* Records for the exercise:
[start]
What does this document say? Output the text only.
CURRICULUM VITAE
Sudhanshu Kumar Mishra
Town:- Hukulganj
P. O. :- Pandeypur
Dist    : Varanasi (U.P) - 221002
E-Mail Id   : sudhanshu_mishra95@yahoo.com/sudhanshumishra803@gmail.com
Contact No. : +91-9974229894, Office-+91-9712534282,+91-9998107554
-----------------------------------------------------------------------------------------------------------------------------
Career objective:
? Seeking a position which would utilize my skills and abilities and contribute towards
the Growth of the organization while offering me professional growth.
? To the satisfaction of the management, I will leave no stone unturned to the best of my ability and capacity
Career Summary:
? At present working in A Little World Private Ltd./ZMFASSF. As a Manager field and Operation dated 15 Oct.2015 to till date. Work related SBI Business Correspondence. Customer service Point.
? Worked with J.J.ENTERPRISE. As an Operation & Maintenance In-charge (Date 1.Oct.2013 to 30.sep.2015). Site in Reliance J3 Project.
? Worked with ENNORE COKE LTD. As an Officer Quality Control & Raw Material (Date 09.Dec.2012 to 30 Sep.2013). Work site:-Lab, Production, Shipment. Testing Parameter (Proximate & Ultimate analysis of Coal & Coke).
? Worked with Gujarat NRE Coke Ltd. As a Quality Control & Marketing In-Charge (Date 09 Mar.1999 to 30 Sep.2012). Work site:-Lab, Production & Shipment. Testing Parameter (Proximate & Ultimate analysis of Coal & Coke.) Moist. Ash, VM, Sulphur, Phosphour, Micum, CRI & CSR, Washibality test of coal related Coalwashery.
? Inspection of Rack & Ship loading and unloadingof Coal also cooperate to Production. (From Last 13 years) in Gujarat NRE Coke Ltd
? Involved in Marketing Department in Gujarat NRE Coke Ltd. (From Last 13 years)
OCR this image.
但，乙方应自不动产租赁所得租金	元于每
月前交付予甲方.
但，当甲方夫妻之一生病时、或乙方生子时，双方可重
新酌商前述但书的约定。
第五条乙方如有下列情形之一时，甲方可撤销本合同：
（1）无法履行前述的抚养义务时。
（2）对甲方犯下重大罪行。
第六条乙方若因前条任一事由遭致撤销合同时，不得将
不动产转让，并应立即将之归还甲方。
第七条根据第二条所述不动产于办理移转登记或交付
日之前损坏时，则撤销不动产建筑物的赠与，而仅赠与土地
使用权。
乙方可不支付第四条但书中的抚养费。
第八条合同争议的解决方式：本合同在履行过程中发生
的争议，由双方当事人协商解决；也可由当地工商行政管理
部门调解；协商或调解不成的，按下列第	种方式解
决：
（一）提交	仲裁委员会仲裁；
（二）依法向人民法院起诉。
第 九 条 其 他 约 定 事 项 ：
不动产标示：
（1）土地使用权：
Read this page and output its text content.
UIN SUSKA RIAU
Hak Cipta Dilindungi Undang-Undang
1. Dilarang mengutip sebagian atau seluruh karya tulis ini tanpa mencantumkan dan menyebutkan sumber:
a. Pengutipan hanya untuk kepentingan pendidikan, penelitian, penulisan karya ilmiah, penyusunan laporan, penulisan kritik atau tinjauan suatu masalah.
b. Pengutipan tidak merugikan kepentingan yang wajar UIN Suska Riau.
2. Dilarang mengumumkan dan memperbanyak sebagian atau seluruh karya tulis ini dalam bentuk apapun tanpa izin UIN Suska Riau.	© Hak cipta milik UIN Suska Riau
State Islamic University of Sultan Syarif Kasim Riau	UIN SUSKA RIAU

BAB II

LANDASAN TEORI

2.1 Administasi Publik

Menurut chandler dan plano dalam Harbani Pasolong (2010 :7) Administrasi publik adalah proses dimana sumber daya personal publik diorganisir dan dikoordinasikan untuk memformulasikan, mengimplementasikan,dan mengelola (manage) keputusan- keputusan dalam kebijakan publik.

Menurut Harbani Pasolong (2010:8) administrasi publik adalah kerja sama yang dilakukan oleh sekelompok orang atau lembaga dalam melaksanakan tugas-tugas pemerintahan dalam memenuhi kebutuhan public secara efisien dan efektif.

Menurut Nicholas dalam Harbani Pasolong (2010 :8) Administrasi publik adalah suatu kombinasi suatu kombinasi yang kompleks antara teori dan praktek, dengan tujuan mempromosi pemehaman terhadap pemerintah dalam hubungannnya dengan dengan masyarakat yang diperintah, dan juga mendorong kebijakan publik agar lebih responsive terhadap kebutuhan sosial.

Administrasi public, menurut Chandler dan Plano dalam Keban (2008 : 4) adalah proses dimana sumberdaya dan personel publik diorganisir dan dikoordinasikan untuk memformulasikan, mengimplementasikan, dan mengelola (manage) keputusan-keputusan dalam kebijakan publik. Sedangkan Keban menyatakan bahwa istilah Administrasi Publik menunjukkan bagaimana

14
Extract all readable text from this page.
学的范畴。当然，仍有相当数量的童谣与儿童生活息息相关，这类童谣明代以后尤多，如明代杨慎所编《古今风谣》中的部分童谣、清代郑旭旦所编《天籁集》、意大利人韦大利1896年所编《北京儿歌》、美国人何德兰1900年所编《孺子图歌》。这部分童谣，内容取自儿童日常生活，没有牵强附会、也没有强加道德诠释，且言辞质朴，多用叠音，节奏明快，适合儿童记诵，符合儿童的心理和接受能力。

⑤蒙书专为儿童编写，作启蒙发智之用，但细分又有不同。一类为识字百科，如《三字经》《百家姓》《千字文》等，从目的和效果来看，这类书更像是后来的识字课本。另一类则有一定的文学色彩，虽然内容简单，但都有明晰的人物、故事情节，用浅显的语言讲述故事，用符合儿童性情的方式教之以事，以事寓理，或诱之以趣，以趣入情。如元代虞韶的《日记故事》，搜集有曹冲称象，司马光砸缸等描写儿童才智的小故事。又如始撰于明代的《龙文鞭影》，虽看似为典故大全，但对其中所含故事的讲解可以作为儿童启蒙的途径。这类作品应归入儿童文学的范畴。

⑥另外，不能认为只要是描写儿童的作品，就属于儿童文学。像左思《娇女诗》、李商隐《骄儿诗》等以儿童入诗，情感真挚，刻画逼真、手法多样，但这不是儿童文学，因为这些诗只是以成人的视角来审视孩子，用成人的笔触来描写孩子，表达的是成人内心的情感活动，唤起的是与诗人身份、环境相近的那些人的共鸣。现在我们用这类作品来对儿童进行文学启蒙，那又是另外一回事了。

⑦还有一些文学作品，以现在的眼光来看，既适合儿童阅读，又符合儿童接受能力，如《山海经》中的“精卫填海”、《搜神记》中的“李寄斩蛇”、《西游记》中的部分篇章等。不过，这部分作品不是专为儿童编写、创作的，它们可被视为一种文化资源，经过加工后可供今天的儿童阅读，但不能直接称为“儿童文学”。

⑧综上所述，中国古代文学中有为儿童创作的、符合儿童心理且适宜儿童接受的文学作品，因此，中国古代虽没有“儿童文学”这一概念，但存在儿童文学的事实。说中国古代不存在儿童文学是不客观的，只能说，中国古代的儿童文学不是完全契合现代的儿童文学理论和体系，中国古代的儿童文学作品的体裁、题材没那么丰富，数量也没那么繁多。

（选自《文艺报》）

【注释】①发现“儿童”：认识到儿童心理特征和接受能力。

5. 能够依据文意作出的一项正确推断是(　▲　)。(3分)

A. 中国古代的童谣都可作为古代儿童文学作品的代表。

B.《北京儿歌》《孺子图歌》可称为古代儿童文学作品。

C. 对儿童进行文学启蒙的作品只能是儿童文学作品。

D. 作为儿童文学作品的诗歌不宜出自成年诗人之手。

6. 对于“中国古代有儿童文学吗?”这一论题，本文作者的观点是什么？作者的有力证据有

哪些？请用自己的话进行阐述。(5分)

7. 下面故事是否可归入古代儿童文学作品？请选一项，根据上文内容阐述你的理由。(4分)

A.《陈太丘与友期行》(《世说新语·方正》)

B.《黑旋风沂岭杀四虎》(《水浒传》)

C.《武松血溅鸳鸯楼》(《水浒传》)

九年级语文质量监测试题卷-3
[end]
* Set problem:
Copy out the lines in which the string "Worked" appears.

* Complete response:
? Worked with J.J.ENTERPRISE. As an Operation & Maintenance In-charge (Date 1.Oct.2013 to 30.sep.2015). Site in Reliance J3 Project.
? Worked with ENNORE COKE LTD. As an Officer Quality Control & Raw Material (Date 09.Dec.2012 to 30 Sep.2013). Work site:-Lab, Production, Shipment. Testing Parameter (Proximate & Ultimate analysis of Coal & Coke).
? Worked with Gujarat NRE Coke Ltd. As a Quality Control & Marketing In-Charge (Date 09 Mar.1999 to 30 Sep.2012). Work site:-Lab, Production & Shipment. Testing Parameter (Proximate & Ultimate analysis of Coal & Coke.) Moist. Ash, VM, Sulphur, Phosphour, Micum, CRI & CSR, Washibality test of coal related Coalwashery.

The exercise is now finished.